- **Problem to work on**
Reproduce the records below exactly as they appear, omitting any pictures they contain.

- **Supplied data**
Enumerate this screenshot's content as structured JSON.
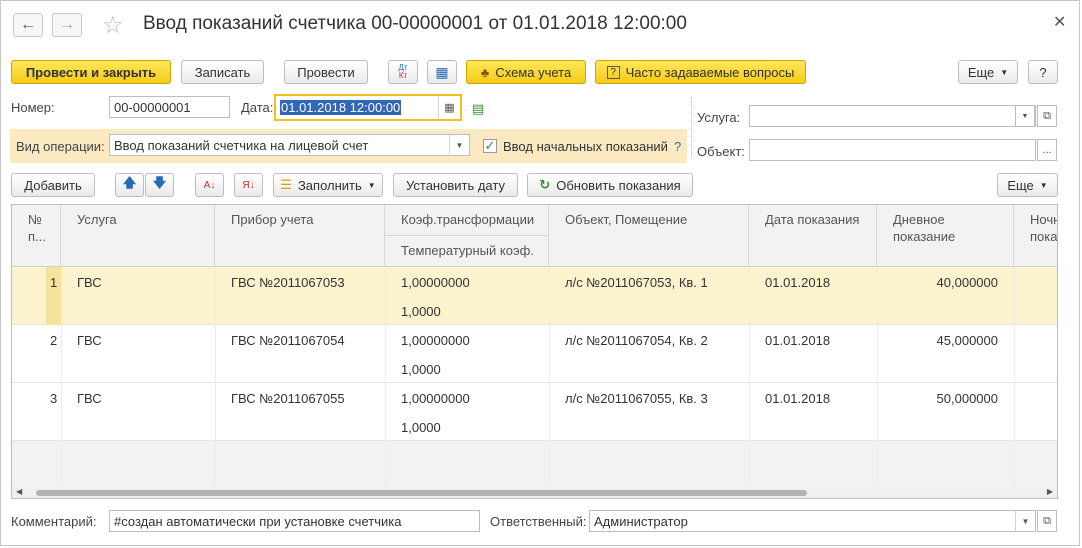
{
  "window": {
    "title": "Ввод показаний счетчика 00-00000001 от 01.01.2018 12:00:00"
  },
  "toolbar": {
    "post_close": "Провести и закрыть",
    "save": "Записать",
    "post": "Провести",
    "dtkt_top": "Дт",
    "dtkt_bottom": "Кт",
    "scheme": "Схема учета",
    "faq": "Часто задаваемые вопросы",
    "more": "Еще",
    "help": "?"
  },
  "form": {
    "number_label": "Номер:",
    "number_value": "00-00000001",
    "date_label": "Дата:",
    "date_value": "01.01.2018 12:00:00",
    "operation_label": "Вид операции:",
    "operation_value": "Ввод показаний счетчика на лицевой счет",
    "initial_label": "Ввод начальных показаний",
    "initial_help": "?",
    "service_label": "Услуга:",
    "service_value": "",
    "object_label": "Объект:",
    "object_value": "",
    "ellipsis": "..."
  },
  "table_toolbar": {
    "add": "Добавить",
    "fill": "Заполнить",
    "set_date": "Установить дату",
    "refresh": "Обновить показания",
    "more": "Еще"
  },
  "table": {
    "headers": {
      "num": "№ п...",
      "service": "Услуга",
      "device": "Прибор учета",
      "coef": "Коэф.трансформации",
      "temp": "Температурный коэф.",
      "object": "Объект, Помещение",
      "date": "Дата показания",
      "day": "Дневное показание",
      "night": "Ночн... пока..."
    },
    "rows": [
      {
        "num": "1",
        "service": "ГВС",
        "device": "ГВС №2011067053",
        "coef": "1,00000000",
        "temp": "1,0000",
        "object": "л/с №2011067053, Кв. 1",
        "date": "01.01.2018",
        "day": "40,000000"
      },
      {
        "num": "2",
        "service": "ГВС",
        "device": "ГВС №2011067054",
        "coef": "1,00000000",
        "temp": "1,0000",
        "object": "л/с №2011067054, Кв. 2",
        "date": "01.01.2018",
        "day": "45,000000"
      },
      {
        "num": "3",
        "service": "ГВС",
        "device": "ГВС №2011067055",
        "coef": "1,00000000",
        "temp": "1,0000",
        "object": "л/с №2011067055, Кв. 3",
        "date": "01.01.2018",
        "day": "50,000000"
      }
    ]
  },
  "footer": {
    "comment_label": "Комментарий:",
    "comment_value": "#создан автоматически при установке счетчика",
    "responsible_label": "Ответственный:",
    "responsible_value": "Администратор"
  },
  "colors": {
    "accent_yellow": "#f5cc16",
    "current_row": "#fbf3cd",
    "operation_band": "#fbe9c2",
    "selection": "#3166b8"
  }
}
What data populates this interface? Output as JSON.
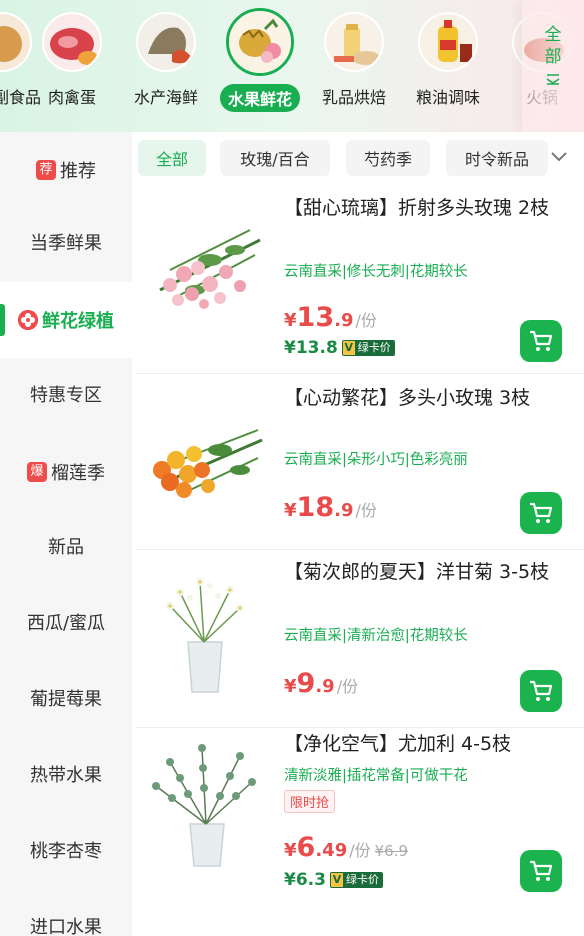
{
  "top_categories": [
    {
      "label": "副食品",
      "icon": "snack-icon"
    },
    {
      "label": "肉禽蛋",
      "icon": "meat-icon"
    },
    {
      "label": "水产海鲜",
      "icon": "seafood-icon"
    },
    {
      "label": "水果鲜花",
      "icon": "fruit-flower-icon",
      "active": true
    },
    {
      "label": "乳品烘焙",
      "icon": "dairy-icon"
    },
    {
      "label": "粮油调味",
      "icon": "grain-oil-icon"
    },
    {
      "label": "火锅",
      "icon": "hotpot-icon"
    }
  ],
  "all_button": {
    "chars": [
      "全",
      "部"
    ]
  },
  "sidebar": {
    "items": [
      {
        "label": "推荐",
        "tag": "荐"
      },
      {
        "label": "当季鲜果"
      },
      {
        "label": "鲜花绿植",
        "active": true
      },
      {
        "label": "特惠专区"
      },
      {
        "label": "榴莲季",
        "tag": "爆"
      },
      {
        "label": "新品"
      },
      {
        "label": "西瓜/蜜瓜"
      },
      {
        "label": "葡提莓果"
      },
      {
        "label": "热带水果"
      },
      {
        "label": "桃李杏枣"
      },
      {
        "label": "进口水果"
      }
    ]
  },
  "filters": [
    "全部",
    "玫瑰/百合",
    "芍药季",
    "时令新品"
  ],
  "products": [
    {
      "title": "【甜心琉璃】折射多头玫瑰 2枝",
      "tags": "云南直采|修长无刺|花期较长",
      "price_yen": "¥",
      "price_int": "13",
      "price_dec": ".9",
      "unit": "/份",
      "member_price": "¥13.8",
      "member_badge": "绿卡价",
      "image": "pink-rose-bouquet"
    },
    {
      "title": "【心动繁花】多头小玫瑰 3枝",
      "tags": "云南直采|朵形小巧|色彩亮丽",
      "price_yen": "¥",
      "price_int": "18",
      "price_dec": ".9",
      "unit": "/份",
      "image": "orange-rose-bouquet"
    },
    {
      "title": "【菊次郎的夏天】洋甘菊 3-5枝",
      "tags": "云南直采|清新治愈|花期较长",
      "price_yen": "¥",
      "price_int": "9",
      "price_dec": ".9",
      "unit": "/份",
      "image": "chamomile-vase"
    },
    {
      "title": "【净化空气】尤加利 4-5枝",
      "tags": "清新淡雅|插花常备|可做干花",
      "promo": "限时抢",
      "price_yen": "¥",
      "price_int": "6",
      "price_dec": ".49",
      "unit": "/份",
      "orig_price": "¥6.9",
      "member_price": "¥6.3",
      "member_badge": "绿卡价",
      "image": "eucalyptus-vase"
    }
  ],
  "colors": {
    "accent": "#1aae52",
    "price": "#e94a4a",
    "cart": "#1ab34e"
  }
}
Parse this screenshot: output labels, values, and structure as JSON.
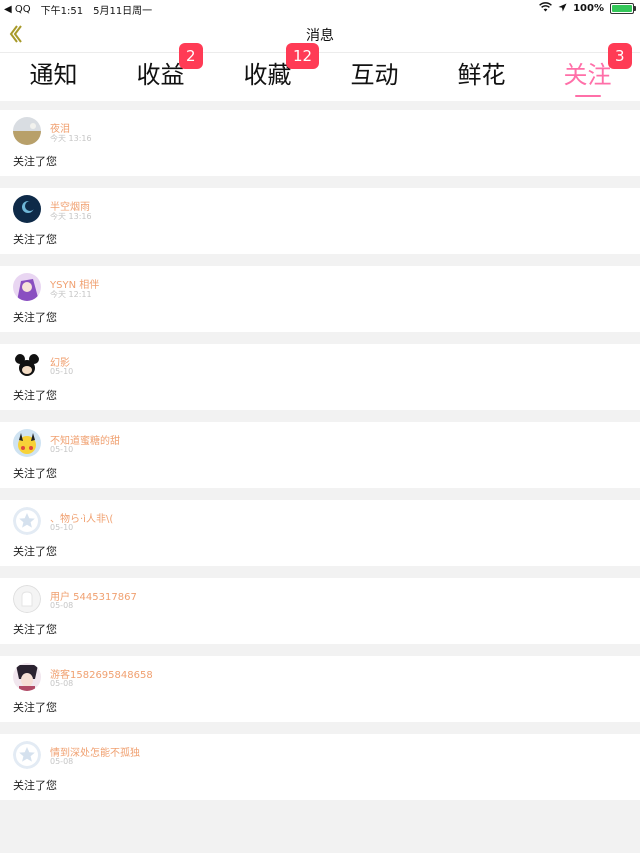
{
  "status_bar": {
    "back_app": "◀ QQ",
    "time": "下午1:51",
    "date": "5月11日周一",
    "battery": "100%"
  },
  "nav": {
    "title": "消息"
  },
  "tabs": [
    {
      "label": "通知",
      "badge": ""
    },
    {
      "label": "收益",
      "badge": "2"
    },
    {
      "label": "收藏",
      "badge": "12"
    },
    {
      "label": "互动",
      "badge": ""
    },
    {
      "label": "鲜花",
      "badge": ""
    },
    {
      "label": "关注",
      "badge": "3",
      "active": true
    }
  ],
  "notifications": [
    {
      "name": "夜泪",
      "time": "今天 13:16",
      "message": "关注了您",
      "avatar": "landscape"
    },
    {
      "name": "半空烟雨",
      "time": "今天 13:16",
      "message": "关注了您",
      "avatar": "moon-night"
    },
    {
      "name": "YSYN 相伴",
      "time": "今天 12:11",
      "message": "关注了您",
      "avatar": "purple-anime"
    },
    {
      "name": "幻影",
      "time": "05-10",
      "message": "关注了您",
      "avatar": "mickey"
    },
    {
      "name": "不知道蜜糖的甜",
      "time": "05-10",
      "message": "关注了您",
      "avatar": "pikachu"
    },
    {
      "name": "、物ら·ì人非\\(",
      "time": "05-10",
      "message": "关注了您",
      "avatar": "default-star"
    },
    {
      "name": "用户 5445317867",
      "time": "05-08",
      "message": "关注了您",
      "avatar": "default-blank"
    },
    {
      "name": "游客1582695848658",
      "time": "05-08",
      "message": "关注了您",
      "avatar": "anime-girl"
    },
    {
      "name": "情到深处怎能不孤独",
      "time": "05-08",
      "message": "关注了您",
      "avatar": "default-star"
    }
  ],
  "colors": {
    "accent": "#ff6fa8",
    "badge": "#ff3b55",
    "username": "#f0a070",
    "timestamp": "#c6c6c6",
    "background": "#f2f2f2"
  }
}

- **Problem solution**
Enumerate this screenshot's content as structured JSON.
{
  "window": {
    "title": "Ввод показаний счетчика 00-00000001 от 01.01.2018 12:00:00"
  },
  "toolbar": {
    "post_close": "Провести и закрыть",
    "save": "Записать",
    "post": "Провести",
    "dtkt_top": "Дт",
    "dtkt_bottom": "Кт",
    "scheme": "Схема учета",
    "faq": "Часто задаваемые вопросы",
    "more": "Еще",
    "help": "?"
  },
  "form": {
    "number_label": "Номер:",
    "number_value": "00-00000001",
    "date_label": "Дата:",
    "date_value": "01.01.2018 12:00:00",
    "operation_label": "Вид операции:",
    "operation_value": "Ввод показаний счетчика на лицевой счет",
    "initial_label": "Ввод начальных показаний",
    "initial_help": "?",
    "service_label": "Услуга:",
    "service_value": "",
    "object_label": "Объект:",
    "object_value": "",
    "ellipsis": "..."
  },
  "table_toolbar": {
    "add": "Добавить",
    "fill": "Заполнить",
    "set_date": "Установить дату",
    "refresh": "Обновить показания",
    "more": "Еще"
  },
  "table": {
    "headers": {
      "num": "№ п...",
      "service": "Услуга",
      "device": "Прибор учета",
      "coef": "Коэф.трансформации",
      "temp": "Температурный коэф.",
      "object": "Объект, Помещение",
      "date": "Дата показания",
      "day": "Дневное показание",
      "night": "Ночн... пока..."
    },
    "rows": [
      {
        "num": "1",
        "service": "ГВС",
        "device": "ГВС №2011067053",
        "coef": "1,00000000",
        "temp": "1,0000",
        "object": "л/с №2011067053, Кв. 1",
        "date": "01.01.2018",
        "day": "40,000000"
      },
      {
        "num": "2",
        "service": "ГВС",
        "device": "ГВС №2011067054",
        "coef": "1,00000000",
        "temp": "1,0000",
        "object": "л/с №2011067054, Кв. 2",
        "date": "01.01.2018",
        "day": "45,000000"
      },
      {
        "num": "3",
        "service": "ГВС",
        "device": "ГВС №2011067055",
        "coef": "1,00000000",
        "temp": "1,0000",
        "object": "л/с №2011067055, Кв. 3",
        "date": "01.01.2018",
        "day": "50,000000"
      }
    ]
  },
  "footer": {
    "comment_label": "Комментарий:",
    "comment_value": "#создан автоматически при установке счетчика",
    "responsible_label": "Ответственный:",
    "responsible_value": "Администратор"
  },
  "colors": {
    "accent_yellow": "#f5cc16",
    "current_row": "#fbf3cd",
    "operation_band": "#fbe9c2",
    "selection": "#3166b8"
  }
}
What data populates this interface? Output as JSON.
{
  "top_categories": [
    {
      "label": "副食品",
      "icon": "snack-icon"
    },
    {
      "label": "肉禽蛋",
      "icon": "meat-icon"
    },
    {
      "label": "水产海鲜",
      "icon": "seafood-icon"
    },
    {
      "label": "水果鲜花",
      "icon": "fruit-flower-icon",
      "active": true
    },
    {
      "label": "乳品烘焙",
      "icon": "dairy-icon"
    },
    {
      "label": "粮油调味",
      "icon": "grain-oil-icon"
    },
    {
      "label": "火锅",
      "icon": "hotpot-icon"
    }
  ],
  "all_button": {
    "chars": [
      "全",
      "部"
    ]
  },
  "sidebar": {
    "items": [
      {
        "label": "推荐",
        "tag": "荐"
      },
      {
        "label": "当季鲜果"
      },
      {
        "label": "鲜花绿植",
        "active": true
      },
      {
        "label": "特惠专区"
      },
      {
        "label": "榴莲季",
        "tag": "爆"
      },
      {
        "label": "新品"
      },
      {
        "label": "西瓜/蜜瓜"
      },
      {
        "label": "葡提莓果"
      },
      {
        "label": "热带水果"
      },
      {
        "label": "桃李杏枣"
      },
      {
        "label": "进口水果"
      }
    ]
  },
  "filters": [
    "全部",
    "玫瑰/百合",
    "芍药季",
    "时令新品"
  ],
  "products": [
    {
      "title": "【甜心琉璃】折射多头玫瑰 2枝",
      "tags": "云南直采|修长无刺|花期较长",
      "price_yen": "¥",
      "price_int": "13",
      "price_dec": ".9",
      "unit": "/份",
      "member_price": "¥13.8",
      "member_badge": "绿卡价",
      "image": "pink-rose-bouquet"
    },
    {
      "title": "【心动繁花】多头小玫瑰 3枝",
      "tags": "云南直采|朵形小巧|色彩亮丽",
      "price_yen": "¥",
      "price_int": "18",
      "price_dec": ".9",
      "unit": "/份",
      "image": "orange-rose-bouquet"
    },
    {
      "title": "【菊次郎的夏天】洋甘菊 3-5枝",
      "tags": "云南直采|清新治愈|花期较长",
      "price_yen": "¥",
      "price_int": "9",
      "price_dec": ".9",
      "unit": "/份",
      "image": "chamomile-vase"
    },
    {
      "title": "【净化空气】尤加利 4-5枝",
      "tags": "清新淡雅|插花常备|可做干花",
      "promo": "限时抢",
      "price_yen": "¥",
      "price_int": "6",
      "price_dec": ".49",
      "unit": "/份",
      "orig_price": "¥6.9",
      "member_price": "¥6.3",
      "member_badge": "绿卡价",
      "image": "eucalyptus-vase"
    }
  ],
  "colors": {
    "accent": "#1aae52",
    "price": "#e94a4a",
    "cart": "#1ab34e"
  }
}
Parse this screenshot: output labels, values, and structure as JSON.
{
  "status_bar": {
    "back_app": "◀ QQ",
    "time": "下午1:51",
    "date": "5月11日周一",
    "battery": "100%"
  },
  "nav": {
    "title": "消息"
  },
  "tabs": [
    {
      "label": "通知",
      "badge": ""
    },
    {
      "label": "收益",
      "badge": "2"
    },
    {
      "label": "收藏",
      "badge": "12"
    },
    {
      "label": "互动",
      "badge": ""
    },
    {
      "label": "鲜花",
      "badge": ""
    },
    {
      "label": "关注",
      "badge": "3",
      "active": true
    }
  ],
  "notifications": [
    {
      "name": "夜泪",
      "time": "今天 13:16",
      "message": "关注了您",
      "avatar": "landscape"
    },
    {
      "name": "半空烟雨",
      "time": "今天 13:16",
      "message": "关注了您",
      "avatar": "moon-night"
    },
    {
      "name": "YSYN 相伴",
      "time": "今天 12:11",
      "message": "关注了您",
      "avatar": "purple-anime"
    },
    {
      "name": "幻影",
      "time": "05-10",
      "message": "关注了您",
      "avatar": "mickey"
    },
    {
      "name": "不知道蜜糖的甜",
      "time": "05-10",
      "message": "关注了您",
      "avatar": "pikachu"
    },
    {
      "name": "、物ら·ì人非\\(",
      "time": "05-10",
      "message": "关注了您",
      "avatar": "default-star"
    },
    {
      "name": "用户 5445317867",
      "time": "05-08",
      "message": "关注了您",
      "avatar": "default-blank"
    },
    {
      "name": "游客1582695848658",
      "time": "05-08",
      "message": "关注了您",
      "avatar": "anime-girl"
    },
    {
      "name": "情到深处怎能不孤独",
      "time": "05-08",
      "message": "关注了您",
      "avatar": "default-star"
    }
  ],
  "colors": {
    "accent": "#ff6fa8",
    "badge": "#ff3b55",
    "username": "#f0a070",
    "timestamp": "#c6c6c6",
    "background": "#f2f2f2"
  }
}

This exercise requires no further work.